Trecho para leitura:

Essas formas estranhas pelas quais o poético sobrevive em meio hostil ou surdo, não constituem o ser da poesia, mas apenas o seu modo historicamente possível de existir no interior do processo capitalista. (...) A poesia, reprimida, enxotada, avulsa de qualquer contexto, fecha-se em um autismo altivo; e só pensa em si, e fala dos seus códigos mais secretos e expõe a nu o esqueleto a que a reduziram; enlouquecida, faz de Narciso o último deus(BOSI, 1977, p. 143).

Listagem fornecida:
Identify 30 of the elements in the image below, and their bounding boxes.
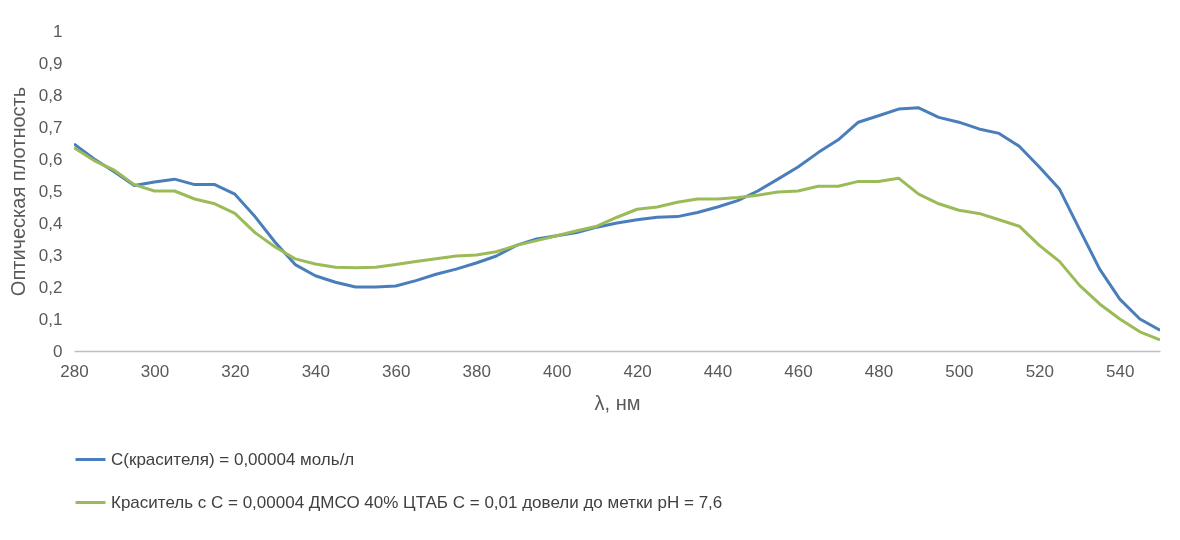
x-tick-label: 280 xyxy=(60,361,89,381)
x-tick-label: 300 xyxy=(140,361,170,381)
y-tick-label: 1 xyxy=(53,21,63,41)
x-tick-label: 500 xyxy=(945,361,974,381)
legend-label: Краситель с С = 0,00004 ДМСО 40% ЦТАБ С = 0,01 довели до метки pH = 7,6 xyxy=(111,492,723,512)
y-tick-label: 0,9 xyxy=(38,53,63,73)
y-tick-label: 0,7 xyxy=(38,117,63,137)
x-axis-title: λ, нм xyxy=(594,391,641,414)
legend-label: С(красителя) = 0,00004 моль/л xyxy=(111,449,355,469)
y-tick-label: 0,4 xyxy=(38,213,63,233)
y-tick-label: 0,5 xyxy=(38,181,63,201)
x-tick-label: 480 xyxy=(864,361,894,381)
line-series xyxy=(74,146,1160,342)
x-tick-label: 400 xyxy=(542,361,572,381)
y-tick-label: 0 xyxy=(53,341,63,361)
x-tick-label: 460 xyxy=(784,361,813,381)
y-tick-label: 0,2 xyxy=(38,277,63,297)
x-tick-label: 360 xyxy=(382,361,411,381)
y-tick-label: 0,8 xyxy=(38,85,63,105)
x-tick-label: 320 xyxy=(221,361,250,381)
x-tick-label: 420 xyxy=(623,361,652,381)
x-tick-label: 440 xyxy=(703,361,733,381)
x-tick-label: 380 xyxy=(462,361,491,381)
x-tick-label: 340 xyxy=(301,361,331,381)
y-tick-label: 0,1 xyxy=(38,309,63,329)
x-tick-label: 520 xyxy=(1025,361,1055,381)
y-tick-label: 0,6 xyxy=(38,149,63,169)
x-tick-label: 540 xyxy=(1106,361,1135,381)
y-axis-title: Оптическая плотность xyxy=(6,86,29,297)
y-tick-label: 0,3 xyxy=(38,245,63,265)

Ações a realizar:
1 – No trecho para leitura, o modo historicamente possível de existir do poético se dá no interior de qual processo?
2 – Liste todos os adjetivos e particípios que o trecho para leitura aplica diretamente à poesia.

Resultados do exercício:
1 – No interior do processo capitalista.

2 – reprimida, enxotada, avulsa, enlouquecida